**Stored records**
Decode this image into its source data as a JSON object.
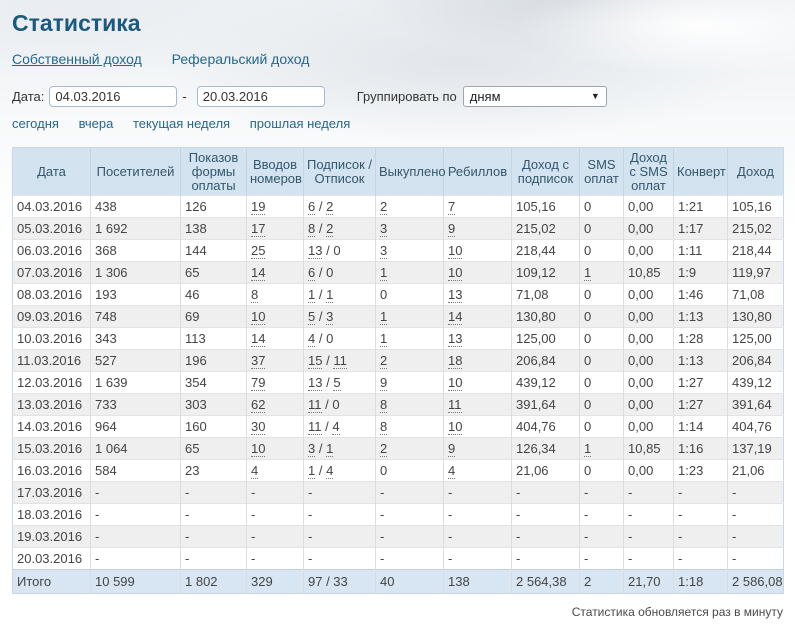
{
  "page": {
    "title": "Статистика",
    "footer_note": "Статистика обновляется раз в минуту"
  },
  "colors": {
    "title_color": "#1b5a7e",
    "link_color": "#26678e",
    "header_bg": "#d4e3f0",
    "header_text": "#33576d",
    "row_alt_bg": "#efefef",
    "total_row_bg": "#d8e6f3",
    "table_border": "#c9d8e4",
    "cell_border": "#dddddd",
    "text_color": "#444444"
  },
  "tabs": [
    {
      "label": "Собственный доход",
      "active": true
    },
    {
      "label": "Реферальский доход",
      "active": false
    }
  ],
  "filters": {
    "date_label": "Дата:",
    "date_from": "04.03.2016",
    "separator": "-",
    "date_to": "20.03.2016",
    "group_label": "Группировать по",
    "group_value": "дням",
    "dropdown_arrow": "▼",
    "quick_links": [
      "сегодня",
      "вчера",
      "текущая неделя",
      "прошлая неделя"
    ]
  },
  "table": {
    "headers": [
      "Дата",
      "Посетителей",
      "Показов формы оплаты",
      "Вводов номеров",
      "Подписок / Отписок",
      "Выкуплено",
      "Ребиллов",
      "Доход с подписок",
      "SMS оплат",
      "Доход с SMS оплат",
      "Конверт",
      "Доход"
    ],
    "dotted_columns": [
      3,
      5,
      6,
      8
    ],
    "split_column": 4,
    "rows": [
      [
        "04.03.2016",
        "438",
        "126",
        "19",
        "6 / 2",
        "2",
        "7",
        "105,16",
        "0",
        "0,00",
        "1:21",
        "105,16"
      ],
      [
        "05.03.2016",
        "1 692",
        "138",
        "17",
        "8 / 2",
        "3",
        "9",
        "215,02",
        "0",
        "0,00",
        "1:17",
        "215,02"
      ],
      [
        "06.03.2016",
        "368",
        "144",
        "25",
        "13 / 0",
        "3",
        "10",
        "218,44",
        "0",
        "0,00",
        "1:11",
        "218,44"
      ],
      [
        "07.03.2016",
        "1 306",
        "65",
        "14",
        "6 / 0",
        "1",
        "10",
        "109,12",
        "1",
        "10,85",
        "1:9",
        "119,97"
      ],
      [
        "08.03.2016",
        "193",
        "46",
        "8",
        "1 / 1",
        "0",
        "13",
        "71,08",
        "0",
        "0,00",
        "1:46",
        "71,08"
      ],
      [
        "09.03.2016",
        "748",
        "69",
        "10",
        "5 / 3",
        "1",
        "14",
        "130,80",
        "0",
        "0,00",
        "1:13",
        "130,80"
      ],
      [
        "10.03.2016",
        "343",
        "113",
        "14",
        "4 / 0",
        "1",
        "13",
        "125,00",
        "0",
        "0,00",
        "1:28",
        "125,00"
      ],
      [
        "11.03.2016",
        "527",
        "196",
        "37",
        "15 / 11",
        "2",
        "18",
        "206,84",
        "0",
        "0,00",
        "1:13",
        "206,84"
      ],
      [
        "12.03.2016",
        "1 639",
        "354",
        "79",
        "13 / 5",
        "9",
        "10",
        "439,12",
        "0",
        "0,00",
        "1:27",
        "439,12"
      ],
      [
        "13.03.2016",
        "733",
        "303",
        "62",
        "11 / 0",
        "8",
        "11",
        "391,64",
        "0",
        "0,00",
        "1:27",
        "391,64"
      ],
      [
        "14.03.2016",
        "964",
        "160",
        "30",
        "11 / 4",
        "8",
        "10",
        "404,76",
        "0",
        "0,00",
        "1:14",
        "404,76"
      ],
      [
        "15.03.2016",
        "1 064",
        "65",
        "10",
        "3 / 1",
        "2",
        "9",
        "126,34",
        "1",
        "10,85",
        "1:16",
        "137,19"
      ],
      [
        "16.03.2016",
        "584",
        "23",
        "4",
        "1 / 4",
        "0",
        "4",
        "21,06",
        "0",
        "0,00",
        "1:23",
        "21,06"
      ],
      [
        "17.03.2016",
        "-",
        "-",
        "-",
        "-",
        "-",
        "-",
        "-",
        "-",
        "-",
        "-",
        "-"
      ],
      [
        "18.03.2016",
        "-",
        "-",
        "-",
        "-",
        "-",
        "-",
        "-",
        "-",
        "-",
        "-",
        "-"
      ],
      [
        "19.03.2016",
        "-",
        "-",
        "-",
        "-",
        "-",
        "-",
        "-",
        "-",
        "-",
        "-",
        "-"
      ],
      [
        "20.03.2016",
        "-",
        "-",
        "-",
        "-",
        "-",
        "-",
        "-",
        "-",
        "-",
        "-",
        "-"
      ]
    ],
    "total": [
      "Итого",
      "10 599",
      "1 802",
      "329",
      "97 / 33",
      "40",
      "138",
      "2 564,38",
      "2",
      "21,70",
      "1:18",
      "2 586,08"
    ]
  }
}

**Written task**
Your copy should repeat each entry above exactly but contain no pictures.

**Output of the exercise**
Decode this image into its source data as a JSON object.
{
  "page": {
    "title": "Статистика",
    "footer_note": "Статистика обновляется раз в минуту"
  },
  "colors": {
    "title_color": "#1b5a7e",
    "link_color": "#26678e",
    "header_bg": "#d4e3f0",
    "header_text": "#33576d",
    "row_alt_bg": "#efefef",
    "total_row_bg": "#d8e6f3",
    "table_border": "#c9d8e4",
    "cell_border": "#dddddd",
    "text_color": "#444444"
  },
  "tabs": [
    {
      "label": "Собственный доход",
      "active": true
    },
    {
      "label": "Реферальский доход",
      "active": false
    }
  ],
  "filters": {
    "date_label": "Дата:",
    "date_from": "04.03.2016",
    "separator": "-",
    "date_to": "20.03.2016",
    "group_label": "Группировать по",
    "group_value": "дням",
    "dropdown_arrow": "▼",
    "quick_links": [
      "сегодня",
      "вчера",
      "текущая неделя",
      "прошлая неделя"
    ]
  },
  "table": {
    "headers": [
      "Дата",
      "Посетителей",
      "Показов формы оплаты",
      "Вводов номеров",
      "Подписок / Отписок",
      "Выкуплено",
      "Ребиллов",
      "Доход с подписок",
      "SMS оплат",
      "Доход с SMS оплат",
      "Конверт",
      "Доход"
    ],
    "dotted_columns": [
      3,
      5,
      6,
      8
    ],
    "split_column": 4,
    "rows": [
      [
        "04.03.2016",
        "438",
        "126",
        "19",
        "6 / 2",
        "2",
        "7",
        "105,16",
        "0",
        "0,00",
        "1:21",
        "105,16"
      ],
      [
        "05.03.2016",
        "1 692",
        "138",
        "17",
        "8 / 2",
        "3",
        "9",
        "215,02",
        "0",
        "0,00",
        "1:17",
        "215,02"
      ],
      [
        "06.03.2016",
        "368",
        "144",
        "25",
        "13 / 0",
        "3",
        "10",
        "218,44",
        "0",
        "0,00",
        "1:11",
        "218,44"
      ],
      [
        "07.03.2016",
        "1 306",
        "65",
        "14",
        "6 / 0",
        "1",
        "10",
        "109,12",
        "1",
        "10,85",
        "1:9",
        "119,97"
      ],
      [
        "08.03.2016",
        "193",
        "46",
        "8",
        "1 / 1",
        "0",
        "13",
        "71,08",
        "0",
        "0,00",
        "1:46",
        "71,08"
      ],
      [
        "09.03.2016",
        "748",
        "69",
        "10",
        "5 / 3",
        "1",
        "14",
        "130,80",
        "0",
        "0,00",
        "1:13",
        "130,80"
      ],
      [
        "10.03.2016",
        "343",
        "113",
        "14",
        "4 / 0",
        "1",
        "13",
        "125,00",
        "0",
        "0,00",
        "1:28",
        "125,00"
      ],
      [
        "11.03.2016",
        "527",
        "196",
        "37",
        "15 / 11",
        "2",
        "18",
        "206,84",
        "0",
        "0,00",
        "1:13",
        "206,84"
      ],
      [
        "12.03.2016",
        "1 639",
        "354",
        "79",
        "13 / 5",
        "9",
        "10",
        "439,12",
        "0",
        "0,00",
        "1:27",
        "439,12"
      ],
      [
        "13.03.2016",
        "733",
        "303",
        "62",
        "11 / 0",
        "8",
        "11",
        "391,64",
        "0",
        "0,00",
        "1:27",
        "391,64"
      ],
      [
        "14.03.2016",
        "964",
        "160",
        "30",
        "11 / 4",
        "8",
        "10",
        "404,76",
        "0",
        "0,00",
        "1:14",
        "404,76"
      ],
      [
        "15.03.2016",
        "1 064",
        "65",
        "10",
        "3 / 1",
        "2",
        "9",
        "126,34",
        "1",
        "10,85",
        "1:16",
        "137,19"
      ],
      [
        "16.03.2016",
        "584",
        "23",
        "4",
        "1 / 4",
        "0",
        "4",
        "21,06",
        "0",
        "0,00",
        "1:23",
        "21,06"
      ],
      [
        "17.03.2016",
        "-",
        "-",
        "-",
        "-",
        "-",
        "-",
        "-",
        "-",
        "-",
        "-",
        "-"
      ],
      [
        "18.03.2016",
        "-",
        "-",
        "-",
        "-",
        "-",
        "-",
        "-",
        "-",
        "-",
        "-",
        "-"
      ],
      [
        "19.03.2016",
        "-",
        "-",
        "-",
        "-",
        "-",
        "-",
        "-",
        "-",
        "-",
        "-",
        "-"
      ],
      [
        "20.03.2016",
        "-",
        "-",
        "-",
        "-",
        "-",
        "-",
        "-",
        "-",
        "-",
        "-",
        "-"
      ]
    ],
    "total": [
      "Итого",
      "10 599",
      "1 802",
      "329",
      "97 / 33",
      "40",
      "138",
      "2 564,38",
      "2",
      "21,70",
      "1:18",
      "2 586,08"
    ]
  }
}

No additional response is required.